◆ PROBLEM DETAILS:
Your task is to repeat all of the material exactly.

◆ DATA ROWS:

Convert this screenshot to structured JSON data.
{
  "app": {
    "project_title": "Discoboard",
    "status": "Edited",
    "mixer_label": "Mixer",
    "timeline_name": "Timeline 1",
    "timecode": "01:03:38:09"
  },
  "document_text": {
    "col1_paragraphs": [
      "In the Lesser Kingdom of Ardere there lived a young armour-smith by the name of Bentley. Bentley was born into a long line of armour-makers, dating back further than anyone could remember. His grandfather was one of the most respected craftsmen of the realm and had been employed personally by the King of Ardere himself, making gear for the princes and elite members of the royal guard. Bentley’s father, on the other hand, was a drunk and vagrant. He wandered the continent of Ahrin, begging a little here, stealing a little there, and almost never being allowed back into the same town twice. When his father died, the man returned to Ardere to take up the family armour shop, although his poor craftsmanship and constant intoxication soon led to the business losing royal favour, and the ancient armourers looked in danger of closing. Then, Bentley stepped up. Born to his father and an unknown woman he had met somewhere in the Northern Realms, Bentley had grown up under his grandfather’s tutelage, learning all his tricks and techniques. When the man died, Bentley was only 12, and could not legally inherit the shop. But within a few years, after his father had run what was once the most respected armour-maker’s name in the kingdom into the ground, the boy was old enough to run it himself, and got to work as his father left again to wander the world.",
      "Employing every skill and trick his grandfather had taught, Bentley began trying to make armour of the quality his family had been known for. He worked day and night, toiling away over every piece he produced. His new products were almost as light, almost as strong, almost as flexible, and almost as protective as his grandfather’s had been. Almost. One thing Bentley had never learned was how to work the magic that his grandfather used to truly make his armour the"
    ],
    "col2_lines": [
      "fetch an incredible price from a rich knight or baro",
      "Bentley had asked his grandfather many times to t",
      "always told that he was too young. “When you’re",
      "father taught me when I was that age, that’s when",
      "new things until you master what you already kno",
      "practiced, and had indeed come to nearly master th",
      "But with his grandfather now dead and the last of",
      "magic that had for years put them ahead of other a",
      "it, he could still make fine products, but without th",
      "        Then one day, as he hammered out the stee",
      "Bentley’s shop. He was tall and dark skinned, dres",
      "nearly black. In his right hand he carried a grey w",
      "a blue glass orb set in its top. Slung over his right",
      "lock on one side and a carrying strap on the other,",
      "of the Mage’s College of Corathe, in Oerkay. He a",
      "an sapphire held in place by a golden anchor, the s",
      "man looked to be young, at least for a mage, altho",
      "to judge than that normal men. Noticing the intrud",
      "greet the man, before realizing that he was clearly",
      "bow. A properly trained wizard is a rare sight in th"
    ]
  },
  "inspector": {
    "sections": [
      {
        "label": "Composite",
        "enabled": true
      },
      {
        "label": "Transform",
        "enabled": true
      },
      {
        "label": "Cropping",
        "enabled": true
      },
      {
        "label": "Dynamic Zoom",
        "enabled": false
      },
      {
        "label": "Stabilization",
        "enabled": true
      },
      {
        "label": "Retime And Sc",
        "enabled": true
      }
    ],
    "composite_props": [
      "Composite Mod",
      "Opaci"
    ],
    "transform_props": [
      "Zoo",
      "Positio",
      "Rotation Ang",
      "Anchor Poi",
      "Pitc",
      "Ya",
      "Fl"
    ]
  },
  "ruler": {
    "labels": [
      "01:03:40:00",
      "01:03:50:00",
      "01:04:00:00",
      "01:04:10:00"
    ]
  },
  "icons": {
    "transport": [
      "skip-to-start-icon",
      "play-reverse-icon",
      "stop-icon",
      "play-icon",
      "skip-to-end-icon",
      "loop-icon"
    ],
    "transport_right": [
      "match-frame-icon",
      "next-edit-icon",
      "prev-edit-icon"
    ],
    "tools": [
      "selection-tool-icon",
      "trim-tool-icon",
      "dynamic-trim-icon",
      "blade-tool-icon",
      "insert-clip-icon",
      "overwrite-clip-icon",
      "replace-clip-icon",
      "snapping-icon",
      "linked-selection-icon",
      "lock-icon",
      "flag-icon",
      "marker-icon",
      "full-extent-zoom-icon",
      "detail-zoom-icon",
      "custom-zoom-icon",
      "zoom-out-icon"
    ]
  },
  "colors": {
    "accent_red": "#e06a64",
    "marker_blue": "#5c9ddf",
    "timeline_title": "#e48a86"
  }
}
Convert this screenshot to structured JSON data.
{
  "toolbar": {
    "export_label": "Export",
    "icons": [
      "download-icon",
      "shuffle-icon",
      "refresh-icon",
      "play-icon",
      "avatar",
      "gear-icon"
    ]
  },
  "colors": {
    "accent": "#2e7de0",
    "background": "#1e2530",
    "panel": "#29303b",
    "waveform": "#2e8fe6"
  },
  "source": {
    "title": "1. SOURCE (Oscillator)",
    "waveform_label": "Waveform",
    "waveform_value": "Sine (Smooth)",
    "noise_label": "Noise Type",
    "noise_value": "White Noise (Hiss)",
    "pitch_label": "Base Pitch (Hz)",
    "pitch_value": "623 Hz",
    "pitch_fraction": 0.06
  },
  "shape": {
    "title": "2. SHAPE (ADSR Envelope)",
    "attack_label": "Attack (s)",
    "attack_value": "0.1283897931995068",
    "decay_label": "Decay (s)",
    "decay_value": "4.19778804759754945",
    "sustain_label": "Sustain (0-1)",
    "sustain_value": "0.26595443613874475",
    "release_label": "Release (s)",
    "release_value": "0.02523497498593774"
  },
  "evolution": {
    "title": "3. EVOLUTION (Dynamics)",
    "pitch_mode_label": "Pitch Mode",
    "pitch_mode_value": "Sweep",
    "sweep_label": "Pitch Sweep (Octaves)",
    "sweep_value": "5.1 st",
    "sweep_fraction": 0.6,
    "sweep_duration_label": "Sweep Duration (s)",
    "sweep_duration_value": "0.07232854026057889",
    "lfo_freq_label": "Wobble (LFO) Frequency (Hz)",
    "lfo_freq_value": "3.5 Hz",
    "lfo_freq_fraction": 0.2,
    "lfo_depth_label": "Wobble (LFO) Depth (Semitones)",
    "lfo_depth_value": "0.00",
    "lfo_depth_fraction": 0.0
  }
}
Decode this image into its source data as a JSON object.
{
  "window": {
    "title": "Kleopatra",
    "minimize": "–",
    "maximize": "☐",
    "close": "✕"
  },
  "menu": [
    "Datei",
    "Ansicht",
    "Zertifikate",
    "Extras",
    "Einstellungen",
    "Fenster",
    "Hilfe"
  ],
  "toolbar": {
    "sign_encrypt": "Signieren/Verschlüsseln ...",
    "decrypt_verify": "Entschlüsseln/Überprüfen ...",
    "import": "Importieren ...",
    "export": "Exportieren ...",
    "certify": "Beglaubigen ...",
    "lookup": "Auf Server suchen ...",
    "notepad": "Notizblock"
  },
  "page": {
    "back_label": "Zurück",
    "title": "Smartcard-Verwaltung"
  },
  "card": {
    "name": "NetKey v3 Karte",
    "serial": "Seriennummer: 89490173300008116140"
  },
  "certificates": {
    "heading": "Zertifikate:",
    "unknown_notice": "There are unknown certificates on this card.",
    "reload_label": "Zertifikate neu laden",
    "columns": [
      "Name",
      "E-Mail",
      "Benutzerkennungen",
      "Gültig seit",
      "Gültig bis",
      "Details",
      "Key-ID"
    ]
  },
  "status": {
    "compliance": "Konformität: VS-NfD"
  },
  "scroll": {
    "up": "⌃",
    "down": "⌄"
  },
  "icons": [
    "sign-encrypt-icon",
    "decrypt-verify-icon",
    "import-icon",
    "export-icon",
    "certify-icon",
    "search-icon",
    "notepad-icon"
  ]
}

◆ PROBLEM SOLUTION:
Convert this screenshot to structured JSON data.
{
  "app": {
    "project_title": "Discoboard",
    "status": "Edited",
    "mixer_label": "Mixer",
    "timeline_name": "Timeline 1",
    "timecode": "01:03:38:09"
  },
  "document_text": {
    "col1_paragraphs": [
      "In the Lesser Kingdom of Ardere there lived a young armour-smith by the name of Bentley. Bentley was born into a long line of armour-makers, dating back further than anyone could remember. His grandfather was one of the most respected craftsmen of the realm and had been employed personally by the King of Ardere himself, making gear for the princes and elite members of the royal guard. Bentley’s father, on the other hand, was a drunk and vagrant. He wandered the continent of Ahrin, begging a little here, stealing a little there, and almost never being allowed back into the same town twice. When his father died, the man returned to Ardere to take up the family armour shop, although his poor craftsmanship and constant intoxication soon led to the business losing royal favour, and the ancient armourers looked in danger of closing. Then, Bentley stepped up. Born to his father and an unknown woman he had met somewhere in the Northern Realms, Bentley had grown up under his grandfather’s tutelage, learning all his tricks and techniques. When the man died, Bentley was only 12, and could not legally inherit the shop. But within a few years, after his father had run what was once the most respected armour-maker’s name in the kingdom into the ground, the boy was old enough to run it himself, and got to work as his father left again to wander the world.",
      "Employing every skill and trick his grandfather had taught, Bentley began trying to make armour of the quality his family had been known for. He worked day and night, toiling away over every piece he produced. His new products were almost as light, almost as strong, almost as flexible, and almost as protective as his grandfather’s had been. Almost. One thing Bentley had never learned was how to work the magic that his grandfather used to truly make his armour the"
    ],
    "col2_lines": [
      "fetch an incredible price from a rich knight or baro",
      "Bentley had asked his grandfather many times to t",
      "always told that he was too young. “When you’re",
      "father taught me when I was that age, that’s when",
      "new things until you master what you already kno",
      "practiced, and had indeed come to nearly master th",
      "But with his grandfather now dead and the last of",
      "magic that had for years put them ahead of other a",
      "it, he could still make fine products, but without th",
      "        Then one day, as he hammered out the stee",
      "Bentley’s shop. He was tall and dark skinned, dres",
      "nearly black. In his right hand he carried a grey w",
      "a blue glass orb set in its top. Slung over his right",
      "lock on one side and a carrying strap on the other,",
      "of the Mage’s College of Corathe, in Oerkay. He a",
      "an sapphire held in place by a golden anchor, the s",
      "man looked to be young, at least for a mage, altho",
      "to judge than that normal men. Noticing the intrud",
      "greet the man, before realizing that he was clearly",
      "bow. A properly trained wizard is a rare sight in th"
    ]
  },
  "inspector": {
    "sections": [
      {
        "label": "Composite",
        "enabled": true
      },
      {
        "label": "Transform",
        "enabled": true
      },
      {
        "label": "Cropping",
        "enabled": true
      },
      {
        "label": "Dynamic Zoom",
        "enabled": false
      },
      {
        "label": "Stabilization",
        "enabled": true
      },
      {
        "label": "Retime And Sc",
        "enabled": true
      }
    ],
    "composite_props": [
      "Composite Mod",
      "Opaci"
    ],
    "transform_props": [
      "Zoo",
      "Positio",
      "Rotation Ang",
      "Anchor Poi",
      "Pitc",
      "Ya",
      "Fl"
    ]
  },
  "ruler": {
    "labels": [
      "01:03:40:00",
      "01:03:50:00",
      "01:04:00:00",
      "01:04:10:00"
    ]
  },
  "icons": {
    "transport": [
      "skip-to-start-icon",
      "play-reverse-icon",
      "stop-icon",
      "play-icon",
      "skip-to-end-icon",
      "loop-icon"
    ],
    "transport_right": [
      "match-frame-icon",
      "next-edit-icon",
      "prev-edit-icon"
    ],
    "tools": [
      "selection-tool-icon",
      "trim-tool-icon",
      "dynamic-trim-icon",
      "blade-tool-icon",
      "insert-clip-icon",
      "overwrite-clip-icon",
      "replace-clip-icon",
      "snapping-icon",
      "linked-selection-icon",
      "lock-icon",
      "flag-icon",
      "marker-icon",
      "full-extent-zoom-icon",
      "detail-zoom-icon",
      "custom-zoom-icon",
      "zoom-out-icon"
    ]
  },
  "colors": {
    "accent_red": "#e06a64",
    "marker_blue": "#5c9ddf",
    "timeline_title": "#e48a86"
  }
}
Convert this screenshot to structured JSON data.
{
  "toolbar": {
    "export_label": "Export",
    "icons": [
      "download-icon",
      "shuffle-icon",
      "refresh-icon",
      "play-icon",
      "avatar",
      "gear-icon"
    ]
  },
  "colors": {
    "accent": "#2e7de0",
    "background": "#1e2530",
    "panel": "#29303b",
    "waveform": "#2e8fe6"
  },
  "source": {
    "title": "1. SOURCE (Oscillator)",
    "waveform_label": "Waveform",
    "waveform_value": "Sine (Smooth)",
    "noise_label": "Noise Type",
    "noise_value": "White Noise (Hiss)",
    "pitch_label": "Base Pitch (Hz)",
    "pitch_value": "623 Hz",
    "pitch_fraction": 0.06
  },
  "shape": {
    "title": "2. SHAPE (ADSR Envelope)",
    "attack_label": "Attack (s)",
    "attack_value": "0.1283897931995068",
    "decay_label": "Decay (s)",
    "decay_value": "4.19778804759754945",
    "sustain_label": "Sustain (0-1)",
    "sustain_value": "0.26595443613874475",
    "release_label": "Release (s)",
    "release_value": "0.02523497498593774"
  },
  "evolution": {
    "title": "3. EVOLUTION (Dynamics)",
    "pitch_mode_label": "Pitch Mode",
    "pitch_mode_value": "Sweep",
    "sweep_label": "Pitch Sweep (Octaves)",
    "sweep_value": "5.1 st",
    "sweep_fraction": 0.6,
    "sweep_duration_label": "Sweep Duration (s)",
    "sweep_duration_value": "0.07232854026057889",
    "lfo_freq_label": "Wobble (LFO) Frequency (Hz)",
    "lfo_freq_value": "3.5 Hz",
    "lfo_freq_fraction": 0.2,
    "lfo_depth_label": "Wobble (LFO) Depth (Semitones)",
    "lfo_depth_value": "0.00",
    "lfo_depth_fraction": 0.0
  }
}
Decode this image into its source data as a JSON object.
{
  "window": {
    "title": "Kleopatra",
    "minimize": "–",
    "maximize": "☐",
    "close": "✕"
  },
  "menu": [
    "Datei",
    "Ansicht",
    "Zertifikate",
    "Extras",
    "Einstellungen",
    "Fenster",
    "Hilfe"
  ],
  "toolbar": {
    "sign_encrypt": "Signieren/Verschlüsseln ...",
    "decrypt_verify": "Entschlüsseln/Überprüfen ...",
    "import": "Importieren ...",
    "export": "Exportieren ...",
    "certify": "Beglaubigen ...",
    "lookup": "Auf Server suchen ...",
    "notepad": "Notizblock"
  },
  "page": {
    "back_label": "Zurück",
    "title": "Smartcard-Verwaltung"
  },
  "card": {
    "name": "NetKey v3 Karte",
    "serial": "Seriennummer: 89490173300008116140"
  },
  "certificates": {
    "heading": "Zertifikate:",
    "unknown_notice": "There are unknown certificates on this card.",
    "reload_label": "Zertifikate neu laden",
    "columns": [
      "Name",
      "E-Mail",
      "Benutzerkennungen",
      "Gültig seit",
      "Gültig bis",
      "Details",
      "Key-ID"
    ]
  },
  "status": {
    "compliance": "Konformität: VS-NfD"
  },
  "scroll": {
    "up": "⌃",
    "down": "⌄"
  },
  "icons": [
    "sign-encrypt-icon",
    "decrypt-verify-icon",
    "import-icon",
    "export-icon",
    "certify-icon",
    "search-icon",
    "notepad-icon"
  ]
}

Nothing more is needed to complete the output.